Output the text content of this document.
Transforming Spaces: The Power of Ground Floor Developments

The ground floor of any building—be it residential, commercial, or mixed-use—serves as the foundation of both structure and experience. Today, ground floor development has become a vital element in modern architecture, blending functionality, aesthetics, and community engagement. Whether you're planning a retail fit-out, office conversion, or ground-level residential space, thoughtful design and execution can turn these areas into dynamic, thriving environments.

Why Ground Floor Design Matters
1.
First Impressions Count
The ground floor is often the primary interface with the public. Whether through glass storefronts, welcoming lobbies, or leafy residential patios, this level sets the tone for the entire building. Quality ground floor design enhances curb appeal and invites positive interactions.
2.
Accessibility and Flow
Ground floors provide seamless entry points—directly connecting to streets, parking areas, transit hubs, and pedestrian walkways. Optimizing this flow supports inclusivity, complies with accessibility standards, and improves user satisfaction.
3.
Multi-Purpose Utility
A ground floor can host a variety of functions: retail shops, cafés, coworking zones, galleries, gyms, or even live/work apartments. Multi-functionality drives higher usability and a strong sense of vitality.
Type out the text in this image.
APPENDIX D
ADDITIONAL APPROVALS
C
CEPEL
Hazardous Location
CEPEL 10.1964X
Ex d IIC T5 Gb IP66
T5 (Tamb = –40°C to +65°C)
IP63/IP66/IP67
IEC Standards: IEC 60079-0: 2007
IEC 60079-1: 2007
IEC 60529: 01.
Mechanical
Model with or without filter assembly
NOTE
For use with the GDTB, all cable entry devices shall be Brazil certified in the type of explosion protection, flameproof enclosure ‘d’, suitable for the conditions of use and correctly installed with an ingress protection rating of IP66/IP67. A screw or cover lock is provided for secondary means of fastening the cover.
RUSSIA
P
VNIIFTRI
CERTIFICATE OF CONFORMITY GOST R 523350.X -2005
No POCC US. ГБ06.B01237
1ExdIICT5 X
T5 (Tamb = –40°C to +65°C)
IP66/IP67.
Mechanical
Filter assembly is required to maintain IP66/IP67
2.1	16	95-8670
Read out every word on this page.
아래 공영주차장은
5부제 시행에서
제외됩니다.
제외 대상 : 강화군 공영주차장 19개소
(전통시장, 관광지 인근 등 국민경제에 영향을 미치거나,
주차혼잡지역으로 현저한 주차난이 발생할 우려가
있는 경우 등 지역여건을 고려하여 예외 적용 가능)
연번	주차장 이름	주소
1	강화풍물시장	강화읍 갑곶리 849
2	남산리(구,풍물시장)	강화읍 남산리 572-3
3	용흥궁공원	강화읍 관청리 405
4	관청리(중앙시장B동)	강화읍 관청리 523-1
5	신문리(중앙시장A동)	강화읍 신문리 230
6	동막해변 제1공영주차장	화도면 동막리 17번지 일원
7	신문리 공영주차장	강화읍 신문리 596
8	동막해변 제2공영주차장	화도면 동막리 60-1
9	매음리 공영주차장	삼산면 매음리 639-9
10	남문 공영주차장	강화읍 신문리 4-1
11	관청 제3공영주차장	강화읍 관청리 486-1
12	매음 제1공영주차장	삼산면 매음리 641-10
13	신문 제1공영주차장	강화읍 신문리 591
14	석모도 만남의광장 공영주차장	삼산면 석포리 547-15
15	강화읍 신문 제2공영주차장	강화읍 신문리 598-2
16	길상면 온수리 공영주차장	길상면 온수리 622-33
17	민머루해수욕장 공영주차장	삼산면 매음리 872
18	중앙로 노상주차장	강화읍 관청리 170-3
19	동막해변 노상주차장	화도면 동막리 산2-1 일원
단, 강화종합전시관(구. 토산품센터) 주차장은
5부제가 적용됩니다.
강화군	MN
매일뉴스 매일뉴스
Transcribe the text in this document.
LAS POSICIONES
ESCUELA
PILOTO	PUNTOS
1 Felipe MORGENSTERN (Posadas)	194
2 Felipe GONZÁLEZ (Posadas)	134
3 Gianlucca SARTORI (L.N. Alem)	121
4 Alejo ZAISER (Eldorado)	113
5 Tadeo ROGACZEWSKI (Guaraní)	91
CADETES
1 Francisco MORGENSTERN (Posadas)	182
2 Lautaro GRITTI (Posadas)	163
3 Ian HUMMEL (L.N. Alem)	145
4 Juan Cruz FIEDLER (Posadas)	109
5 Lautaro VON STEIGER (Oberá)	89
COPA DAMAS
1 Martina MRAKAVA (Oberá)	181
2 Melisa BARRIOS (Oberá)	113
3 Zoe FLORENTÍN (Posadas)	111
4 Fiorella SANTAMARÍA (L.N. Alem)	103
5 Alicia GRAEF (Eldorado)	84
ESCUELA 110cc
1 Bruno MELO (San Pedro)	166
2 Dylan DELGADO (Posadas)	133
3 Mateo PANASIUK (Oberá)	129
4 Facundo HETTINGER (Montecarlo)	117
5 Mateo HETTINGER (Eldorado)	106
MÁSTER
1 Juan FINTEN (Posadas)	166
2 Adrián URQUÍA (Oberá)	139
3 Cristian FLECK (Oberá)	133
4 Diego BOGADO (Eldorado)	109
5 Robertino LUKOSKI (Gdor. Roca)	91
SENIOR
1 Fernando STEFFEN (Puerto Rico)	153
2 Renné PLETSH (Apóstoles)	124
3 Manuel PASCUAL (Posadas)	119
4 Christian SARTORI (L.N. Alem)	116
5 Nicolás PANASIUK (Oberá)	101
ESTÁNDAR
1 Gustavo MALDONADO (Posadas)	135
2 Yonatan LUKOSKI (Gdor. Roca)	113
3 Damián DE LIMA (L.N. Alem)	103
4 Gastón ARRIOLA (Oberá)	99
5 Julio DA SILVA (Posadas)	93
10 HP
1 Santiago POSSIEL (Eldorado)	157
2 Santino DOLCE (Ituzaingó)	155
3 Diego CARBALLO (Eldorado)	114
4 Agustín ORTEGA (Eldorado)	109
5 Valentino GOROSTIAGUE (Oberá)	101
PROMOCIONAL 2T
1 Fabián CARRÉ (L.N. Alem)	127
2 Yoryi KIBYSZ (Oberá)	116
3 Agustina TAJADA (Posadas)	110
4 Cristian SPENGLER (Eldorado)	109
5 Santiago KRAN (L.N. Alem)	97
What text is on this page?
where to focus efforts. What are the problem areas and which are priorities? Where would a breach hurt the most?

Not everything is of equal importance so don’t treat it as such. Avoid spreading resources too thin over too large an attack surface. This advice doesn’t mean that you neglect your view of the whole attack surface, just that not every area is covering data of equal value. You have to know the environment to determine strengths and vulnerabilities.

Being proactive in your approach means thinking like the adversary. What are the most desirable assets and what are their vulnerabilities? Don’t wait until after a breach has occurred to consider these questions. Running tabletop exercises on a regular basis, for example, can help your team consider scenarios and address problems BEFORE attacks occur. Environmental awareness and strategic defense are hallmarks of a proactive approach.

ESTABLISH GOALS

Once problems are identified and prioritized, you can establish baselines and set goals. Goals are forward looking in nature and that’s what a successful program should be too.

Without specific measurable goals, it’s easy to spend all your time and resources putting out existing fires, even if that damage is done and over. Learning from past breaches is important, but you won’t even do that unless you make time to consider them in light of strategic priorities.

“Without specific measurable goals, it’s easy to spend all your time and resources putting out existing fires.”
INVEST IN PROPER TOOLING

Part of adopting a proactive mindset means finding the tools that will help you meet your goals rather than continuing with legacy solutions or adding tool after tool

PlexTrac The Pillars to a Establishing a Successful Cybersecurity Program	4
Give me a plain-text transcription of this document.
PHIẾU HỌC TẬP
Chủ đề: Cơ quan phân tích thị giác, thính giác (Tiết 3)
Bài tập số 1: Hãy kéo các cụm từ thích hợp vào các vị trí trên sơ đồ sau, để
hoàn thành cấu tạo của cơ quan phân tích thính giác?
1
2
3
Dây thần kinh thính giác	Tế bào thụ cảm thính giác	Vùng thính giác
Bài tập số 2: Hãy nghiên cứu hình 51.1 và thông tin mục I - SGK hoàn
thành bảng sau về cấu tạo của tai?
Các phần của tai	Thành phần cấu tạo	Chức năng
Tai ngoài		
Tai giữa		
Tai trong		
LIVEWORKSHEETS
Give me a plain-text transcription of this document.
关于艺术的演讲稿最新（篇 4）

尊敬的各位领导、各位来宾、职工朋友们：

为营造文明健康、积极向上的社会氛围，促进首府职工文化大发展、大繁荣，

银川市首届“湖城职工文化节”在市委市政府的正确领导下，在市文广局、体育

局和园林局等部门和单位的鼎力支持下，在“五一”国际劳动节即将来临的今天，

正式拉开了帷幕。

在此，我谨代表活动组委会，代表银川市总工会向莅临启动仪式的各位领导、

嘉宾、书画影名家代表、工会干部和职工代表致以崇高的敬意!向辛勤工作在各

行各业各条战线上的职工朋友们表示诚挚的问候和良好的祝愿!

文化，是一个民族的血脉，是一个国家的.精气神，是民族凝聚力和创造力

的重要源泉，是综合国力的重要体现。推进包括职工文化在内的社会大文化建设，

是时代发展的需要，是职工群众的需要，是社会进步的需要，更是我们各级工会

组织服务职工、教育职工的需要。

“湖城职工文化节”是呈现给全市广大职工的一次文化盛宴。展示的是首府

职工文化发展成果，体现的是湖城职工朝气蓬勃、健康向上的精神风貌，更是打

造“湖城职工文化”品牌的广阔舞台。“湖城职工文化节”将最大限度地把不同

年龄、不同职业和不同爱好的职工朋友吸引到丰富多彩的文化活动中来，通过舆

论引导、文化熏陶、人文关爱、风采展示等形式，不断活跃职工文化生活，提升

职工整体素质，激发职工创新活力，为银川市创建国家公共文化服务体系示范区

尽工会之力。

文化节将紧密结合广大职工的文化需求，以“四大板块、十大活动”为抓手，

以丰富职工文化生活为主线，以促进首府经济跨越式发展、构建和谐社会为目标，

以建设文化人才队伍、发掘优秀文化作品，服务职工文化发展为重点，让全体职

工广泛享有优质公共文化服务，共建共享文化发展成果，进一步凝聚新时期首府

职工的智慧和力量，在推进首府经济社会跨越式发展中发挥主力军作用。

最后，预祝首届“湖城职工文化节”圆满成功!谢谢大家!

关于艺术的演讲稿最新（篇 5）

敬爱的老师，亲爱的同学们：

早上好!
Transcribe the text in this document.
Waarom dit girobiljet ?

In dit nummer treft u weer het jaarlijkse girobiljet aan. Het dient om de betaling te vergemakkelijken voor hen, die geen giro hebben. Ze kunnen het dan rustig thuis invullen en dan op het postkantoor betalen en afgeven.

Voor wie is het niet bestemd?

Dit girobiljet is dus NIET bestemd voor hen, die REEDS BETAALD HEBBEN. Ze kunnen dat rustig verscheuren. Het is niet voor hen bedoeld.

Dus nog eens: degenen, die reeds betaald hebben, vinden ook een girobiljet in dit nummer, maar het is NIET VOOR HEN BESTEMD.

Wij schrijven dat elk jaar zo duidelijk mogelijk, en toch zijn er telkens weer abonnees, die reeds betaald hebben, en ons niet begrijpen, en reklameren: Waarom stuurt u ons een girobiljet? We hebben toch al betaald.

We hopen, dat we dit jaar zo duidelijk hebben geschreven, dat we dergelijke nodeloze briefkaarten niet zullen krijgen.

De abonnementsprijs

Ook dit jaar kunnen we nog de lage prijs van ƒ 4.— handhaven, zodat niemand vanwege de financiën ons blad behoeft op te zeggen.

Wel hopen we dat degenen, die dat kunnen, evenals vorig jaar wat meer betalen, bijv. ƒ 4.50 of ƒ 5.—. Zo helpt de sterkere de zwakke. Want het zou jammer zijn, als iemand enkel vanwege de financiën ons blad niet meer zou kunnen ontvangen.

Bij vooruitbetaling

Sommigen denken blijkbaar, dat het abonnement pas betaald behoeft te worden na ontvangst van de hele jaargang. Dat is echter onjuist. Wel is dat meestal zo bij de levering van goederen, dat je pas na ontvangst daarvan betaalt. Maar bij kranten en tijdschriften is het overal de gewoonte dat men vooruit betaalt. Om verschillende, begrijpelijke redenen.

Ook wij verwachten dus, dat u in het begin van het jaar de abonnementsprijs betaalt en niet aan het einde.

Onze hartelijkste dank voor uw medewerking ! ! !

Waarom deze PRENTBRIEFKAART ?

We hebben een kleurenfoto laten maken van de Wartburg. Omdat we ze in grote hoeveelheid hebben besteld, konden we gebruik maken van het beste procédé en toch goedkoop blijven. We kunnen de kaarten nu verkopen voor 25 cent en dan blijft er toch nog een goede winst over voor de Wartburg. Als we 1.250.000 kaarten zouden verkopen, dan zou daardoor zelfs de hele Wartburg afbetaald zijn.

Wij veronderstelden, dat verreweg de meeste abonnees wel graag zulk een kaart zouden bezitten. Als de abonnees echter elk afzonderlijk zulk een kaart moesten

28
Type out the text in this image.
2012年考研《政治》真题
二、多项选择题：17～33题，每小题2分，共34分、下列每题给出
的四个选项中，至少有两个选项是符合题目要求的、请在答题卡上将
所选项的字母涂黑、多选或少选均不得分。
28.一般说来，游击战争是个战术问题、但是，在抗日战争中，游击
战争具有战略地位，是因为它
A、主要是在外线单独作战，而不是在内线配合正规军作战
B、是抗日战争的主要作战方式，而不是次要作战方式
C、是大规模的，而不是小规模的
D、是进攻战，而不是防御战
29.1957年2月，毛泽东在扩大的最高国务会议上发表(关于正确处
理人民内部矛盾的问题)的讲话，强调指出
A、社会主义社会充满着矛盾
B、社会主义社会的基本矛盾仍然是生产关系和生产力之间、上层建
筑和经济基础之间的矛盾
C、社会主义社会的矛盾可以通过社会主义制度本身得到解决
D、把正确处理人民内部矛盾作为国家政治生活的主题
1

_Brief_.
From the listing, copy every line where the string "fires" appears.

_Expected answer_.
Without specific measurable goals, it’s easy to spend all your time and resources putting out existing fires, even if that damage is done and over. Learning from past breaches is important, but you won’t even do that unless you make time to consider them in light of strategic priorities.
“Without specific measurable goals, it’s easy to spend all your time and resources putting out existing fires.”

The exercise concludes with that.